* **What the exercise asks**
Out of all the lines below, count those with the word "write". Give the number only.

>> Start

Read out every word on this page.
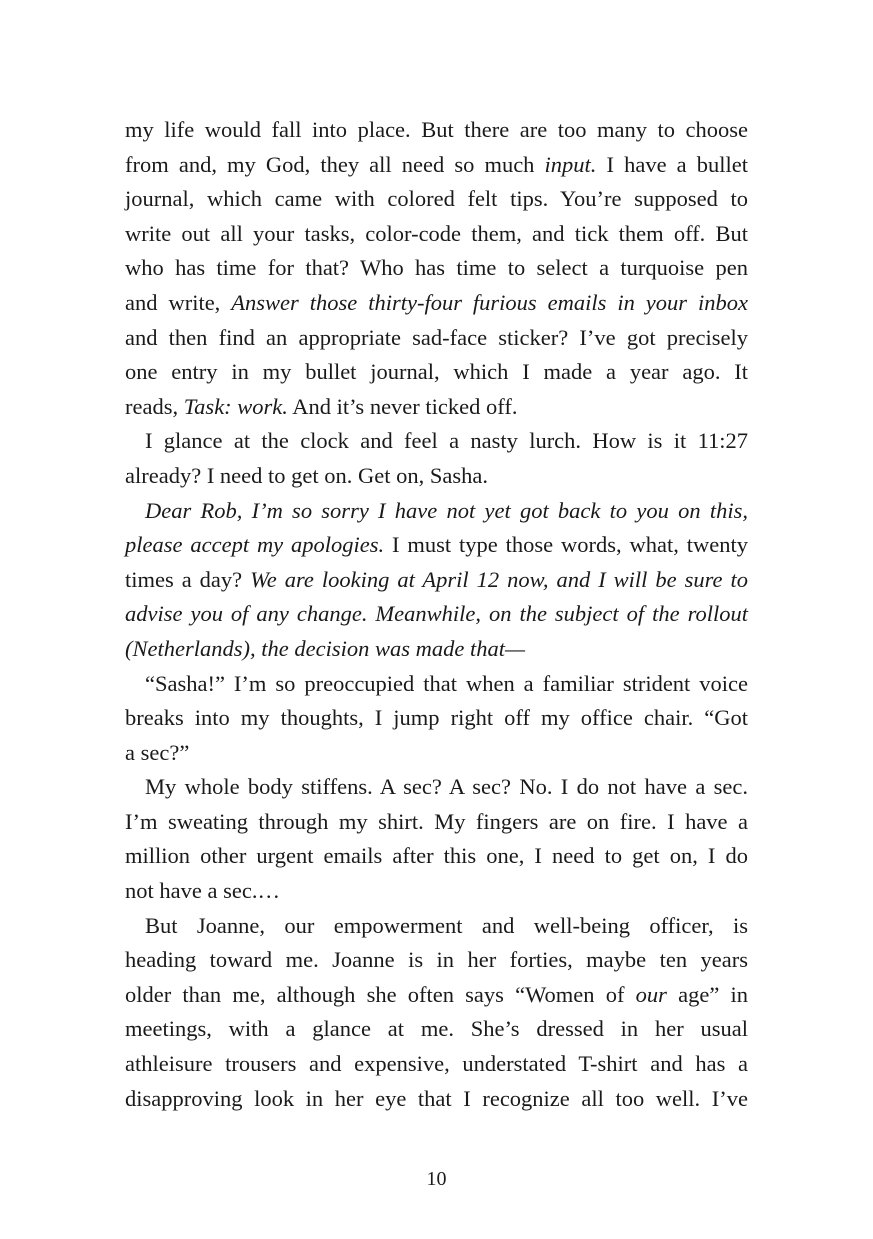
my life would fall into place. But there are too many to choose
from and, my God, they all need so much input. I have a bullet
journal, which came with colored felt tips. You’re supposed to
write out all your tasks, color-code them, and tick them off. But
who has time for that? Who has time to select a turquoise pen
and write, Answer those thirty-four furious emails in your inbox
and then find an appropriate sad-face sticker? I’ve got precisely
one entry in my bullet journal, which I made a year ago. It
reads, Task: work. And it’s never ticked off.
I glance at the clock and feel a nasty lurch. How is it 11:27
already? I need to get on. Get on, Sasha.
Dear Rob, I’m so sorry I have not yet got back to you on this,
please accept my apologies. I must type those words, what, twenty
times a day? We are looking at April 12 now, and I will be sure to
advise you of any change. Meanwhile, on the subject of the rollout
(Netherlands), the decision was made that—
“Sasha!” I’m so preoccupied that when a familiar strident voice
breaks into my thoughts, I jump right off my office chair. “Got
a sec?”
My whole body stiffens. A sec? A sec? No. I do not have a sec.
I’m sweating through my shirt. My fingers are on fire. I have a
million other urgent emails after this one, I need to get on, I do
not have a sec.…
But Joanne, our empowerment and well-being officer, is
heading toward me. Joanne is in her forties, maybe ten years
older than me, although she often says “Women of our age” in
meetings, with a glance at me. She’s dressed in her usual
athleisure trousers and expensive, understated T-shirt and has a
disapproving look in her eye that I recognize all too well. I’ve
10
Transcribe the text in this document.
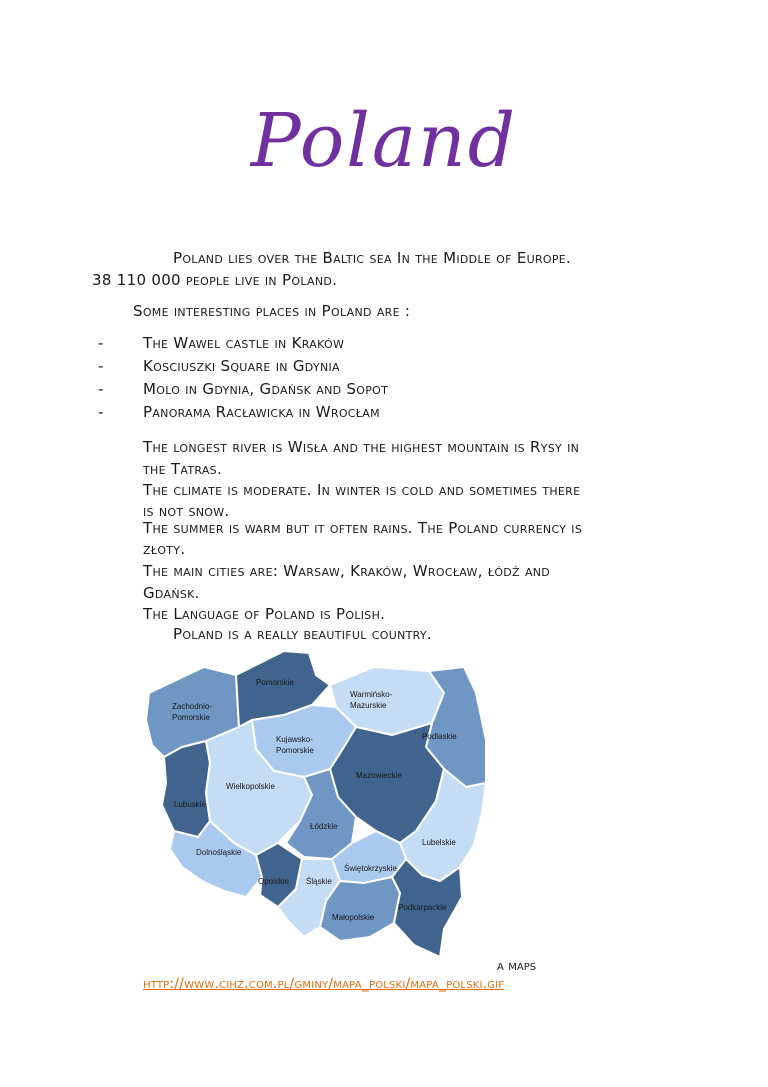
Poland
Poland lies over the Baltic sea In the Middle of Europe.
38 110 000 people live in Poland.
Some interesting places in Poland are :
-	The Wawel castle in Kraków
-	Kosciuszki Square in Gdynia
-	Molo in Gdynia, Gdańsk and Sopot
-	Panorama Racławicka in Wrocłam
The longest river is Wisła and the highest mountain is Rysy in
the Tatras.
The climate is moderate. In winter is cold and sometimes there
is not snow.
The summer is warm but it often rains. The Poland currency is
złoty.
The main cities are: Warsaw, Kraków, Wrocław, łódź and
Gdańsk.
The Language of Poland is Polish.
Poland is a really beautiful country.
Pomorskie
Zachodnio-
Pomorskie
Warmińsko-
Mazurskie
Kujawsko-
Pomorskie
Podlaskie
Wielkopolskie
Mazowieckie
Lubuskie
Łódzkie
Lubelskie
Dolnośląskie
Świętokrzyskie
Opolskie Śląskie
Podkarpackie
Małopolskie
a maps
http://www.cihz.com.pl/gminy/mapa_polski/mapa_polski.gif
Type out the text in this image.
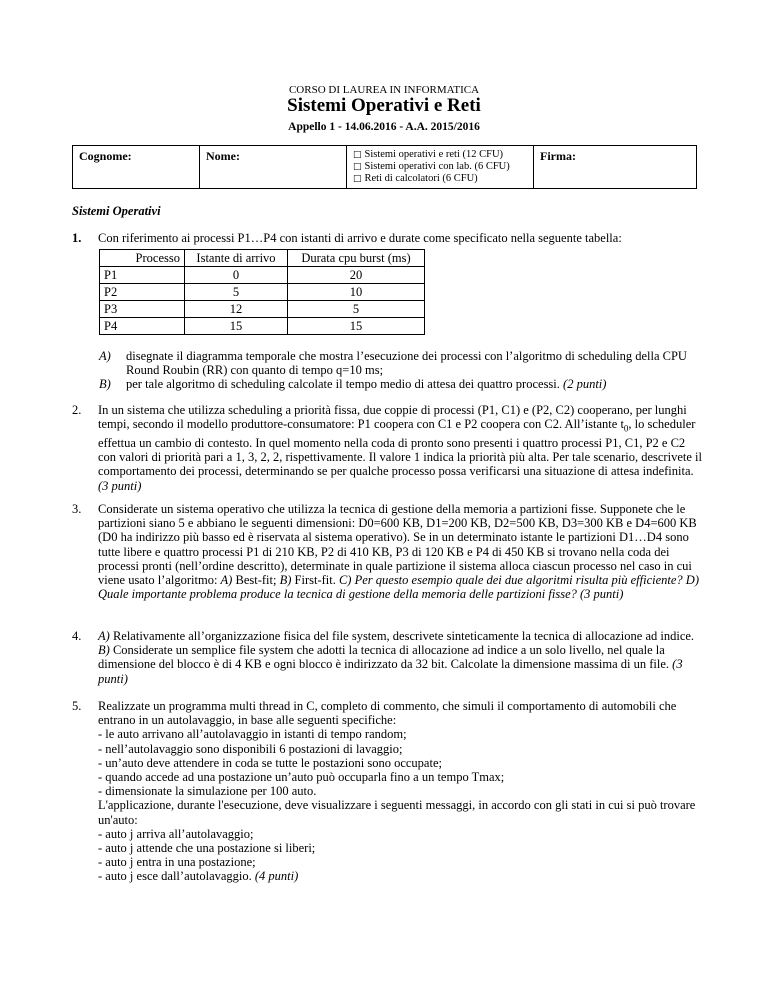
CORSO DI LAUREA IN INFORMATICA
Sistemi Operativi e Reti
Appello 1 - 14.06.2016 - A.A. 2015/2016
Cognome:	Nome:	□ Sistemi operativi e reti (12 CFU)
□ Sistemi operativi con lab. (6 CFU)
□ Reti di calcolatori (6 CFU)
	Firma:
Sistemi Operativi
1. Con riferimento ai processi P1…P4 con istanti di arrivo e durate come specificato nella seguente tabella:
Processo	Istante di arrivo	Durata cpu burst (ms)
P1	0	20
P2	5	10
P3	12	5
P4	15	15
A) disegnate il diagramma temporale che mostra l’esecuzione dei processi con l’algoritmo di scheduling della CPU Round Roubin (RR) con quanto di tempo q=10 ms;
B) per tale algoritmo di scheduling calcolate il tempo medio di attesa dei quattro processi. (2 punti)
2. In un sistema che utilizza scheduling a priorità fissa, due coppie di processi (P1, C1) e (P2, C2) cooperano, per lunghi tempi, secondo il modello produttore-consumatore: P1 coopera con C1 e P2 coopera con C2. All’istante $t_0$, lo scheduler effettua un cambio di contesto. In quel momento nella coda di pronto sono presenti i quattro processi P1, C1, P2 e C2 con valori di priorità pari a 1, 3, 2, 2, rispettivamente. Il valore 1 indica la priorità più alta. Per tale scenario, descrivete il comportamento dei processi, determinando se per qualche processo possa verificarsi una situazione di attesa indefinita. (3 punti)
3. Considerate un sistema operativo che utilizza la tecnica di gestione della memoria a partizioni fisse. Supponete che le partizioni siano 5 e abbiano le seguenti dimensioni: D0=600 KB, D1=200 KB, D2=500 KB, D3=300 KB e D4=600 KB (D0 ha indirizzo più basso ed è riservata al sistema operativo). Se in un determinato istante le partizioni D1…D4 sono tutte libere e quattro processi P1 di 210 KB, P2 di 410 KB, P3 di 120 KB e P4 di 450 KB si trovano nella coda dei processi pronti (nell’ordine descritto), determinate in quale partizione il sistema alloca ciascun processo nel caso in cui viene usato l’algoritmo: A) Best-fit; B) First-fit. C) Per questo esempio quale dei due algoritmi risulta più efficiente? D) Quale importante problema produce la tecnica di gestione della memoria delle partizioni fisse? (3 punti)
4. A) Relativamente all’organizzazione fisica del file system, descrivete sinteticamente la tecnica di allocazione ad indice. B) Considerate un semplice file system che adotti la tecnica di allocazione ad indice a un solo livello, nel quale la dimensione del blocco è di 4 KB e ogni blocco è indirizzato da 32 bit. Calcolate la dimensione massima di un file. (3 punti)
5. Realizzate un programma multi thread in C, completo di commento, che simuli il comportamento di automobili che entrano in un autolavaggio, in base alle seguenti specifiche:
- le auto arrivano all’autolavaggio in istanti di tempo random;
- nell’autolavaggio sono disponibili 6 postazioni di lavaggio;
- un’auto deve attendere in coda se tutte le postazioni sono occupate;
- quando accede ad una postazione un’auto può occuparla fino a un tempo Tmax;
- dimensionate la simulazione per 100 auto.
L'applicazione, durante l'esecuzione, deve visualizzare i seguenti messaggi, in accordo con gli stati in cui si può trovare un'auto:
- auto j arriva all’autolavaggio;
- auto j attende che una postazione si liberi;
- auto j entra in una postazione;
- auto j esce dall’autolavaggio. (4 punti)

>> End
>> Start

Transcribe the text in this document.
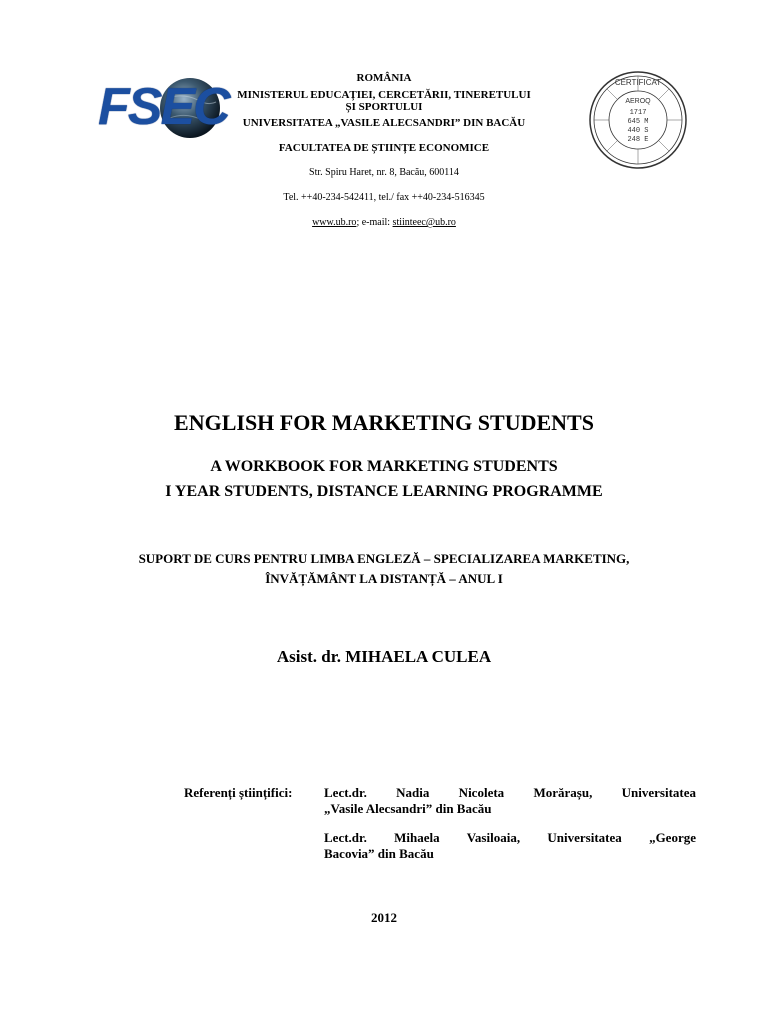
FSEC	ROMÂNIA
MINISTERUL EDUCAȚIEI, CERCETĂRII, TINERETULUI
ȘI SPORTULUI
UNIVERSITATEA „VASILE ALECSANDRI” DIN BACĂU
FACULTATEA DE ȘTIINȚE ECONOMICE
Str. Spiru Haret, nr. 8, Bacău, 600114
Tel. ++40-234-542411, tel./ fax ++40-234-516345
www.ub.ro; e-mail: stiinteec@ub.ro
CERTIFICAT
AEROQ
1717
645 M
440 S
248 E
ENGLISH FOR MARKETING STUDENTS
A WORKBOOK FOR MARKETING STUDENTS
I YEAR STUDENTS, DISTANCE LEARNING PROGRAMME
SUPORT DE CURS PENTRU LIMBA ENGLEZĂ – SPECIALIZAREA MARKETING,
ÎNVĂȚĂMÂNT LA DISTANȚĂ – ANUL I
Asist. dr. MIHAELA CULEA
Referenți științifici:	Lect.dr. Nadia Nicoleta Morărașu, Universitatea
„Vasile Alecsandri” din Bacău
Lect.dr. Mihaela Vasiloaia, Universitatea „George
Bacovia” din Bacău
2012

>> End

* **Completed task**
2